■ Description of the task
Gather every line from the entries below that includes "watermark".

■ Information given
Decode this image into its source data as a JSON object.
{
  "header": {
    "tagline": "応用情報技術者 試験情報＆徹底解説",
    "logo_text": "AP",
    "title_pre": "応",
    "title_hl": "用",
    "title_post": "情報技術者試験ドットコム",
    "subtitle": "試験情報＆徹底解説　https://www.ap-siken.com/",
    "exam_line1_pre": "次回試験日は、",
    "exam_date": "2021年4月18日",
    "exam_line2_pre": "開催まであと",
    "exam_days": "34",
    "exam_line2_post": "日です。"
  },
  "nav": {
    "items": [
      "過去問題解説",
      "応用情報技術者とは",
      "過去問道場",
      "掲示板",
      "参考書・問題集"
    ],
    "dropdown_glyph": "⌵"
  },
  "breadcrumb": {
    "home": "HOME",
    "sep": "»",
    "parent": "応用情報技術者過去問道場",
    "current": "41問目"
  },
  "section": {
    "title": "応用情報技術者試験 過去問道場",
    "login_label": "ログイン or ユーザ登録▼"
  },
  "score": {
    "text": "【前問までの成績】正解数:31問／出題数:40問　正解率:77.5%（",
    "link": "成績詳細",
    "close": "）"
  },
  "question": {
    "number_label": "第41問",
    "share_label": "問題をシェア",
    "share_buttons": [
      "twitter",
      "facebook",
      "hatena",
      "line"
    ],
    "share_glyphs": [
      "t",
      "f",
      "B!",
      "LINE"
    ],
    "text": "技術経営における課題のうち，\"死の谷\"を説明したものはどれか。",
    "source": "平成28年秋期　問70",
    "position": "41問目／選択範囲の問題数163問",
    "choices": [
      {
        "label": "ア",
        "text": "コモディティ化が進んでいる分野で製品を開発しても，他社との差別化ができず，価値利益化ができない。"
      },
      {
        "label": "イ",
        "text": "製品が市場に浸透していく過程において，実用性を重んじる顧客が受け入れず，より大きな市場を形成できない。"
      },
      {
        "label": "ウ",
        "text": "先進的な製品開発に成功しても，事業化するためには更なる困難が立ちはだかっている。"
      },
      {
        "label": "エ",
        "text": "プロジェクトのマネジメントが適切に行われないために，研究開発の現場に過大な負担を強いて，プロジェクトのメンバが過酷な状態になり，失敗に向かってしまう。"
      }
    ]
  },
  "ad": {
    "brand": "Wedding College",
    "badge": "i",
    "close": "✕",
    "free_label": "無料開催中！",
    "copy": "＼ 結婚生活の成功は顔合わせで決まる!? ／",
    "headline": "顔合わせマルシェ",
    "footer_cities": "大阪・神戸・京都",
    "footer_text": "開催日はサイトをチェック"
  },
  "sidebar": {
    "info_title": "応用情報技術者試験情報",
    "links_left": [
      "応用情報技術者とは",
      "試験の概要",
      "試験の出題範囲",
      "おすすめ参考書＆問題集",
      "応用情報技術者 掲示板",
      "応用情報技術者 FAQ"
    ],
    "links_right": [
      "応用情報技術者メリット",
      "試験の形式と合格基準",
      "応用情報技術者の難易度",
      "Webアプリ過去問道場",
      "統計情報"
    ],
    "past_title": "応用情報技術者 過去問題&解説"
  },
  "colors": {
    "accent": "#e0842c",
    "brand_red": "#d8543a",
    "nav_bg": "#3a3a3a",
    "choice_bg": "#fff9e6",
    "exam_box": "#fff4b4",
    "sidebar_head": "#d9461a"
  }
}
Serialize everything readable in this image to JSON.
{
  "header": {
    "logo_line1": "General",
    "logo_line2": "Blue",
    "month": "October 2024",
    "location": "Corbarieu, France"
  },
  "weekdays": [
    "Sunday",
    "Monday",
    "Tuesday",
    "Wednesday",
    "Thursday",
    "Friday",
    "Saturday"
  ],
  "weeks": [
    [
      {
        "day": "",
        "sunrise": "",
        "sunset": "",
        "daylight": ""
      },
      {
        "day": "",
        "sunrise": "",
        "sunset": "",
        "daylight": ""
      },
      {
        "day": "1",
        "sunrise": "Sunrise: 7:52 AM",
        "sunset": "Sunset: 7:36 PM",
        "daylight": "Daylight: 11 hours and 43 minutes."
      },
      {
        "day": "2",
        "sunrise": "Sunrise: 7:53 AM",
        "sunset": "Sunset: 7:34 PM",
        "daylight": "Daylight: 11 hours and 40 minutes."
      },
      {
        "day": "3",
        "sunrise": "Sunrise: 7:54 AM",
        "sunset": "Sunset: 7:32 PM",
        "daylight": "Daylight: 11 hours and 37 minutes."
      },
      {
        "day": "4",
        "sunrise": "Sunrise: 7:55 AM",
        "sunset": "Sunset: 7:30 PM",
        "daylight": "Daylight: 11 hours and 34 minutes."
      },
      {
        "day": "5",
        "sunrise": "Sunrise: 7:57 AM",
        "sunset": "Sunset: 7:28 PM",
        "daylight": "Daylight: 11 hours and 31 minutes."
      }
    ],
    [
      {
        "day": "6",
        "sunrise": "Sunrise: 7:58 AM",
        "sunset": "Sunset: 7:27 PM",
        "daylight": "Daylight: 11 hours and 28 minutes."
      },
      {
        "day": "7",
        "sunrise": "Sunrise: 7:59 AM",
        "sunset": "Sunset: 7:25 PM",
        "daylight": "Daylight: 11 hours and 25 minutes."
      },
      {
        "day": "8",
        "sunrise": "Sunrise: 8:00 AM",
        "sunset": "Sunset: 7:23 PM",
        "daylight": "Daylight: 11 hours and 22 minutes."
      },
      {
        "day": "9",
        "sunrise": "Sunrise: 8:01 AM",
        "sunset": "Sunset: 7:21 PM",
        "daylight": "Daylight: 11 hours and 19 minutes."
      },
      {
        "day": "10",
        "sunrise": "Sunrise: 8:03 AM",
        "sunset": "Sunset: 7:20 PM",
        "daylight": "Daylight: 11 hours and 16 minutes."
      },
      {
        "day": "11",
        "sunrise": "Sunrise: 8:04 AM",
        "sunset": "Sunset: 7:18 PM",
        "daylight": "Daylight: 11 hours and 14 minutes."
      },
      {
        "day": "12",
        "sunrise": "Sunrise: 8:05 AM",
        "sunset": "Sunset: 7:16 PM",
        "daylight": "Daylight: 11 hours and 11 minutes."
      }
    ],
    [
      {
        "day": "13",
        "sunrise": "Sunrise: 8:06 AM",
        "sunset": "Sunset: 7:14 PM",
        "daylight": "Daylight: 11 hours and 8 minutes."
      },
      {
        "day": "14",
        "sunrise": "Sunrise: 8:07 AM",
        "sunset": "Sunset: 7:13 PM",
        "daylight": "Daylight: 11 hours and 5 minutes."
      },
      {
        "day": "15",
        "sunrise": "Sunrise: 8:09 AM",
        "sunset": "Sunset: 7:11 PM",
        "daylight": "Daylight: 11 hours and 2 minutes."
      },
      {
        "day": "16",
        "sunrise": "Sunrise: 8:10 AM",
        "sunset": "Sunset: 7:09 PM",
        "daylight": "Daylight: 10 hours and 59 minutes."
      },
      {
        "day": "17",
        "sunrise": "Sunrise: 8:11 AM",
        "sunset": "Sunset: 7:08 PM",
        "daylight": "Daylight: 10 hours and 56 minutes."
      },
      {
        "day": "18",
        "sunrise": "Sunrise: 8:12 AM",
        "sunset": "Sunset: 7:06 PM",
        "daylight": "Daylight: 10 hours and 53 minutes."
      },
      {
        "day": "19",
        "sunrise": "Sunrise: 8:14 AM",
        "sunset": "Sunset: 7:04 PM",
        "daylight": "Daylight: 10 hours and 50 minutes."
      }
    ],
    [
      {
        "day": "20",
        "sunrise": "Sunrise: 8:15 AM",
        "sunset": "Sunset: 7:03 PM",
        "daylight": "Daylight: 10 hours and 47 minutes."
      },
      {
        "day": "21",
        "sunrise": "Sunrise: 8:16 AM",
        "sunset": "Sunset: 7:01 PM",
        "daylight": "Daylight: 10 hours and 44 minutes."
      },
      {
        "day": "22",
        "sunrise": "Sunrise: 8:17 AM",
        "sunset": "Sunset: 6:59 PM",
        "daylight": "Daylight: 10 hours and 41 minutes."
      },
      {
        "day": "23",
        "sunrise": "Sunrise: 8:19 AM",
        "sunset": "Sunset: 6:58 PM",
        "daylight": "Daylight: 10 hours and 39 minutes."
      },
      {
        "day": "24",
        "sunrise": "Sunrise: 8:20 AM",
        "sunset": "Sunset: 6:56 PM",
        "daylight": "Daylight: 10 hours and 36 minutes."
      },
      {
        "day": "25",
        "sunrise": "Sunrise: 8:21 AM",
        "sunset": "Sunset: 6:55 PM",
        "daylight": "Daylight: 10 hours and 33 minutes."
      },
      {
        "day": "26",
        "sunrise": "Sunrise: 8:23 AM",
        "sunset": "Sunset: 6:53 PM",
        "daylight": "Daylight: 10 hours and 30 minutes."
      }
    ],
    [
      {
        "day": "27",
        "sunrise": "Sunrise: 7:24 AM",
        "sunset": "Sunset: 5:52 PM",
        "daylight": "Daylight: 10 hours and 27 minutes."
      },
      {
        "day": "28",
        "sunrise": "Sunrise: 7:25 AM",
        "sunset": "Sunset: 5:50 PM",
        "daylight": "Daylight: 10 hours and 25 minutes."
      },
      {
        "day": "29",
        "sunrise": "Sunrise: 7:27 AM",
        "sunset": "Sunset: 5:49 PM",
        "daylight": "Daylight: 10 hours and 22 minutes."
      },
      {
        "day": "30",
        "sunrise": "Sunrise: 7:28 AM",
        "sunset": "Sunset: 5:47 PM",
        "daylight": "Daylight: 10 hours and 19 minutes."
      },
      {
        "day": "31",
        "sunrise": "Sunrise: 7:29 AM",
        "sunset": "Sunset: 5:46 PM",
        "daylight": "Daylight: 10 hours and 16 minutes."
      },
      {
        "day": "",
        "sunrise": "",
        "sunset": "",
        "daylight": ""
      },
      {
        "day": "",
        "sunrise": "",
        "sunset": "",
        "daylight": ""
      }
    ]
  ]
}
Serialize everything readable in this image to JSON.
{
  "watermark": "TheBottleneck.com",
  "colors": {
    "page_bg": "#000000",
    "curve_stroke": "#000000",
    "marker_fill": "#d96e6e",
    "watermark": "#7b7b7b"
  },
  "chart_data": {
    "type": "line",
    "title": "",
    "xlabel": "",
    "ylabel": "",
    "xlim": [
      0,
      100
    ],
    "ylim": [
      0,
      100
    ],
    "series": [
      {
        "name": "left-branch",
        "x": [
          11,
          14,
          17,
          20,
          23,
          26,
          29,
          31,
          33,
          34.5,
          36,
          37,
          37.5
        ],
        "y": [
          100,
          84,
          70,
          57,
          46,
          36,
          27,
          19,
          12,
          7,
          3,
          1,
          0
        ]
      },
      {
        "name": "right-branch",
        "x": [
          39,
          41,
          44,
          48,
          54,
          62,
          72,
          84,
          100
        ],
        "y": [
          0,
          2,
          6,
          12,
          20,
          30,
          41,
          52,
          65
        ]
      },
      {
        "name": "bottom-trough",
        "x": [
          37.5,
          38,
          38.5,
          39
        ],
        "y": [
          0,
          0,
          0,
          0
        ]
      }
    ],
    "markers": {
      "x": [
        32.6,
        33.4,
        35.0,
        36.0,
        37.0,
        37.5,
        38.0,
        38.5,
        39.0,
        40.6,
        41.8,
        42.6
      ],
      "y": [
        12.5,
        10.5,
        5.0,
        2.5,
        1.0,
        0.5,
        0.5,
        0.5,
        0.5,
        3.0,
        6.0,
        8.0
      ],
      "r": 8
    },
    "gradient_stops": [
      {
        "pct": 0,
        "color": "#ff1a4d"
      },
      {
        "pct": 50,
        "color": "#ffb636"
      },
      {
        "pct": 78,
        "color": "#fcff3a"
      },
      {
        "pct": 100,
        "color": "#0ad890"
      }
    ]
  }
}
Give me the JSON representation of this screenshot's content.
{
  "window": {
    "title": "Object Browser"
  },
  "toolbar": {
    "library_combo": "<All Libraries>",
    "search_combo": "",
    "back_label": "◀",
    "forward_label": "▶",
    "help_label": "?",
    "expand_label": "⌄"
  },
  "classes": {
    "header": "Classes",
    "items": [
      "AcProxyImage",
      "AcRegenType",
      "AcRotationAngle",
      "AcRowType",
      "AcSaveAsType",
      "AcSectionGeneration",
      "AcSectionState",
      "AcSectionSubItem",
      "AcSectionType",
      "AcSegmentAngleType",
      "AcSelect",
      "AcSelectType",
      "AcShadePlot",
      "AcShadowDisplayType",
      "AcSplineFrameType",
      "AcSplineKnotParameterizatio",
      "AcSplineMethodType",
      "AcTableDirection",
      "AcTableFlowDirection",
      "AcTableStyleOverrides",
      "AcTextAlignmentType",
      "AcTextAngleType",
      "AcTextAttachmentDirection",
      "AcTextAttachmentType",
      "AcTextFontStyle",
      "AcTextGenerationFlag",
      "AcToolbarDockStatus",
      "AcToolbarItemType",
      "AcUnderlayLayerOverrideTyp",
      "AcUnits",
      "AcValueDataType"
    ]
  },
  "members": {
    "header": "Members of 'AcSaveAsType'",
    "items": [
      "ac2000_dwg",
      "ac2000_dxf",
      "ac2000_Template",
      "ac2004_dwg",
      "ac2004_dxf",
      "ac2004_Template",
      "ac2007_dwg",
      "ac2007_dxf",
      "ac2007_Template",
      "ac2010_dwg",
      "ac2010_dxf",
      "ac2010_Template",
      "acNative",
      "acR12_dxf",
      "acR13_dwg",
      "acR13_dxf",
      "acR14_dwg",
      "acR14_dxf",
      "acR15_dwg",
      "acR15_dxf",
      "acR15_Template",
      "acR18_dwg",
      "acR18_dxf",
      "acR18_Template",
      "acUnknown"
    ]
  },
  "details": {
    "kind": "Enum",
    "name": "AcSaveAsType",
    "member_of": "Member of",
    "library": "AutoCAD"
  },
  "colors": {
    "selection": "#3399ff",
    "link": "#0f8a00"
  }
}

■ Result of this exercise
  "watermark": "TheBottleneck.com",
    "watermark": "#7b7b7b"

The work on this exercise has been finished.